** GOAL **
Gather all lines with "that" from the records.

** ENTRIES **
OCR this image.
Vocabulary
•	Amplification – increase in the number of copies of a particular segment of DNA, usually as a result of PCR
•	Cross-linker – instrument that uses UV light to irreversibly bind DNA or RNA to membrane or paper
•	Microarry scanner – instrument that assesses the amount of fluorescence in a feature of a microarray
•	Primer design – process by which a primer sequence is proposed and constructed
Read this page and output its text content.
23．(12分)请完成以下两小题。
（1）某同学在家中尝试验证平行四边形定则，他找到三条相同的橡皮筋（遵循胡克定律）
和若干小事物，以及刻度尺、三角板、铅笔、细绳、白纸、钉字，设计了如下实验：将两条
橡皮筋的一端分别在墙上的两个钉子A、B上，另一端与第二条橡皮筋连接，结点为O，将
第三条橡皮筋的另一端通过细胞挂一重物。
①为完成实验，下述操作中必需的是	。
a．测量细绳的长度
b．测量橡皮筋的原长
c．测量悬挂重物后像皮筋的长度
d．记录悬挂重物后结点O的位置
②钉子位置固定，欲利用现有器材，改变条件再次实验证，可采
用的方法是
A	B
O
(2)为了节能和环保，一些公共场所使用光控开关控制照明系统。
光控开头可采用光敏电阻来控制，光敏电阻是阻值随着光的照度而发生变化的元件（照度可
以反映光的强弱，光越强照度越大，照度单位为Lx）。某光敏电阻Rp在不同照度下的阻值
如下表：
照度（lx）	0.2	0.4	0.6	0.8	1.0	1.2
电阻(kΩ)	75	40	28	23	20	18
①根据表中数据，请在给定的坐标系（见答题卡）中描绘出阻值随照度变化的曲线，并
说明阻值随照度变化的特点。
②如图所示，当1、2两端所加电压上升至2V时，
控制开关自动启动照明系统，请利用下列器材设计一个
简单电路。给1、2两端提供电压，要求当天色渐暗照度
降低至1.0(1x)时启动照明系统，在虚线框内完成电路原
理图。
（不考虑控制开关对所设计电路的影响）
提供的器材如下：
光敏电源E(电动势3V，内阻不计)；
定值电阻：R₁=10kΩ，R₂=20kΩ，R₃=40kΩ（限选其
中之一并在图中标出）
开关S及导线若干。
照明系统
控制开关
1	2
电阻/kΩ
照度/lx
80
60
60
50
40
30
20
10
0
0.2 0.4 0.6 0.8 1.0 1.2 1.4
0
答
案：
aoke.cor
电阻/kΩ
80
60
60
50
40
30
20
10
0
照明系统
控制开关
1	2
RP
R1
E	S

** ANSWER FOR THIS EXERCISE **
•	Cross-linker – instrument that uses UV light to irreversibly bind DNA or RNA to membrane or paper
•	Microarry scanner – instrument that assesses the amount of fluorescence in a feature of a microarray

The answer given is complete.